== TO DO ==
Are you able to retype all the records below exactly?

Stored data entries
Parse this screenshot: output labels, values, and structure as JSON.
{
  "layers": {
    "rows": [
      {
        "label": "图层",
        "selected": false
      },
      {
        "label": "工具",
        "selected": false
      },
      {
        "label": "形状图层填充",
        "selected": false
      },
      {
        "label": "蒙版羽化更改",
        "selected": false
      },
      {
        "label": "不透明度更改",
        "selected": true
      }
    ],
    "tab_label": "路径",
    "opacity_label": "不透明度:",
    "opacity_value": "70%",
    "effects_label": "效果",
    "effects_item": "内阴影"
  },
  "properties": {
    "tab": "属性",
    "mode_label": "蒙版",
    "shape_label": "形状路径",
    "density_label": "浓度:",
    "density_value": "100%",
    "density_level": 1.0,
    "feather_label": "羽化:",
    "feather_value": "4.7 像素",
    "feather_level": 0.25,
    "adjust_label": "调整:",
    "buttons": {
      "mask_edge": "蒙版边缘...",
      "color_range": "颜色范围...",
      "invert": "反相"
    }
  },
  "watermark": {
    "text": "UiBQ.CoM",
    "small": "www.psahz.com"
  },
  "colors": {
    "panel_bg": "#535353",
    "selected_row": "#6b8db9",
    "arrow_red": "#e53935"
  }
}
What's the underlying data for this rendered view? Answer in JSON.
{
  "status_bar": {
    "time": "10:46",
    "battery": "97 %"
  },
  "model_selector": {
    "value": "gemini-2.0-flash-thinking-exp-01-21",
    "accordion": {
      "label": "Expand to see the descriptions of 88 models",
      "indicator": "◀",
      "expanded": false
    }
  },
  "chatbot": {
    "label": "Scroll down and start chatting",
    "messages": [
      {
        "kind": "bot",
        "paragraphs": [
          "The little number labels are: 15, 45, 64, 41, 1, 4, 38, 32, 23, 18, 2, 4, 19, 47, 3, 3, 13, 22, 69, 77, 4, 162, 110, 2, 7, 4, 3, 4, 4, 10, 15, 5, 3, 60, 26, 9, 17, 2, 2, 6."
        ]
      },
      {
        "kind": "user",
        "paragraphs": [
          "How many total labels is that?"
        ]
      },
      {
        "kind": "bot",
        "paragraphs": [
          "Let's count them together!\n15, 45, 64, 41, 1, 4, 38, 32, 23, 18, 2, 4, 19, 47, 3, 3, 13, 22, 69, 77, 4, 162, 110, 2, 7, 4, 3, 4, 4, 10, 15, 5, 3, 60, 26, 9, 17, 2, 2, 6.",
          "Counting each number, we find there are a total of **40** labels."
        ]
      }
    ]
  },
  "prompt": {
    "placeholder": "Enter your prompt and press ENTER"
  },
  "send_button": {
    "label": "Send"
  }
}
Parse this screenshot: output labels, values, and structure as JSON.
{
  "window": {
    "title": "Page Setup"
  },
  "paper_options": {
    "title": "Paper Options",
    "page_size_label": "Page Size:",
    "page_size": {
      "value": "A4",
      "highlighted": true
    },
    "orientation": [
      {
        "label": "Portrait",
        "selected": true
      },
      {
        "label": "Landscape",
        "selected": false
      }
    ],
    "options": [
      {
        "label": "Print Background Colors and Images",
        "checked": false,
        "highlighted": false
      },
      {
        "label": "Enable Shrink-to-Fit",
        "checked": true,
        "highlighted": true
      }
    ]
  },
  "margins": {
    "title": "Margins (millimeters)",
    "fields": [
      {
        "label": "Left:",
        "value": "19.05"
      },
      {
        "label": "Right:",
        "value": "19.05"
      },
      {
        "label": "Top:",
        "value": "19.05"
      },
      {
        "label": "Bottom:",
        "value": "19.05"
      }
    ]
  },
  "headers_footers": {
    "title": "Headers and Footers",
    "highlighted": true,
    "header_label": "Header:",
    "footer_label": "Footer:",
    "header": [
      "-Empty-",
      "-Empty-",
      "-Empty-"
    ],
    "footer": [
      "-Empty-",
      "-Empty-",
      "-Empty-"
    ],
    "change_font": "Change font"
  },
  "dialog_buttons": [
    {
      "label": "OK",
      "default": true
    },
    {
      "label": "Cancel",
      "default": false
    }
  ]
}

== RESPONSE TO THE TASK ==
Parse this screenshot: output labels, values, and structure as JSON.
{
  "layers": {
    "rows": [
      {
        "label": "图层",
        "selected": false
      },
      {
        "label": "工具",
        "selected": false
      },
      {
        "label": "形状图层填充",
        "selected": false
      },
      {
        "label": "蒙版羽化更改",
        "selected": false
      },
      {
        "label": "不透明度更改",
        "selected": true
      }
    ],
    "tab_label": "路径",
    "opacity_label": "不透明度:",
    "opacity_value": "70%",
    "effects_label": "效果",
    "effects_item": "内阴影"
  },
  "properties": {
    "tab": "属性",
    "mode_label": "蒙版",
    "shape_label": "形状路径",
    "density_label": "浓度:",
    "density_value": "100%",
    "density_level": 1.0,
    "feather_label": "羽化:",
    "feather_value": "4.7 像素",
    "feather_level": 0.25,
    "adjust_label": "调整:",
    "buttons": {
      "mask_edge": "蒙版边缘...",
      "color_range": "颜色范围...",
      "invert": "反相"
    }
  },
  "watermark": {
    "text": "UiBQ.CoM",
    "small": "www.psahz.com"
  },
  "colors": {
    "panel_bg": "#535353",
    "selected_row": "#6b8db9",
    "arrow_red": "#e53935"
  }
}
What's the underlying data for this rendered view? Answer in JSON.
{
  "status_bar": {
    "time": "10:46",
    "battery": "97 %"
  },
  "model_selector": {
    "value": "gemini-2.0-flash-thinking-exp-01-21",
    "accordion": {
      "label": "Expand to see the descriptions of 88 models",
      "indicator": "◀",
      "expanded": false
    }
  },
  "chatbot": {
    "label": "Scroll down and start chatting",
    "messages": [
      {
        "kind": "bot",
        "paragraphs": [
          "The little number labels are: 15, 45, 64, 41, 1, 4, 38, 32, 23, 18, 2, 4, 19, 47, 3, 3, 13, 22, 69, 77, 4, 162, 110, 2, 7, 4, 3, 4, 4, 10, 15, 5, 3, 60, 26, 9, 17, 2, 2, 6."
        ]
      },
      {
        "kind": "user",
        "paragraphs": [
          "How many total labels is that?"
        ]
      },
      {
        "kind": "bot",
        "paragraphs": [
          "Let's count them together!\n15, 45, 64, 41, 1, 4, 38, 32, 23, 18, 2, 4, 19, 47, 3, 3, 13, 22, 69, 77, 4, 162, 110, 2, 7, 4, 3, 4, 4, 10, 15, 5, 3, 60, 26, 9, 17, 2, 2, 6.",
          "Counting each number, we find there are a total of **40** labels."
        ]
      }
    ]
  },
  "prompt": {
    "placeholder": "Enter your prompt and press ENTER"
  },
  "send_button": {
    "label": "Send"
  }
}
Parse this screenshot: output labels, values, and structure as JSON.
{
  "window": {
    "title": "Page Setup"
  },
  "paper_options": {
    "title": "Paper Options",
    "page_size_label": "Page Size:",
    "page_size": {
      "value": "A4",
      "highlighted": true
    },
    "orientation": [
      {
        "label": "Portrait",
        "selected": true
      },
      {
        "label": "Landscape",
        "selected": false
      }
    ],
    "options": [
      {
        "label": "Print Background Colors and Images",
        "checked": false,
        "highlighted": false
      },
      {
        "label": "Enable Shrink-to-Fit",
        "checked": true,
        "highlighted": true
      }
    ]
  },
  "margins": {
    "title": "Margins (millimeters)",
    "fields": [
      {
        "label": "Left:",
        "value": "19.05"
      },
      {
        "label": "Right:",
        "value": "19.05"
      },
      {
        "label": "Top:",
        "value": "19.05"
      },
      {
        "label": "Bottom:",
        "value": "19.05"
      }
    ]
  },
  "headers_footers": {
    "title": "Headers and Footers",
    "highlighted": true,
    "header_label": "Header:",
    "footer_label": "Footer:",
    "header": [
      "-Empty-",
      "-Empty-",
      "-Empty-"
    ],
    "footer": [
      "-Empty-",
      "-Empty-",
      "-Empty-"
    ],
    "change_font": "Change font"
  },
  "dialog_buttons": [
    {
      "label": "OK",
      "default": true
    },
    {
      "label": "Cancel",
      "default": false
    }
  ]
}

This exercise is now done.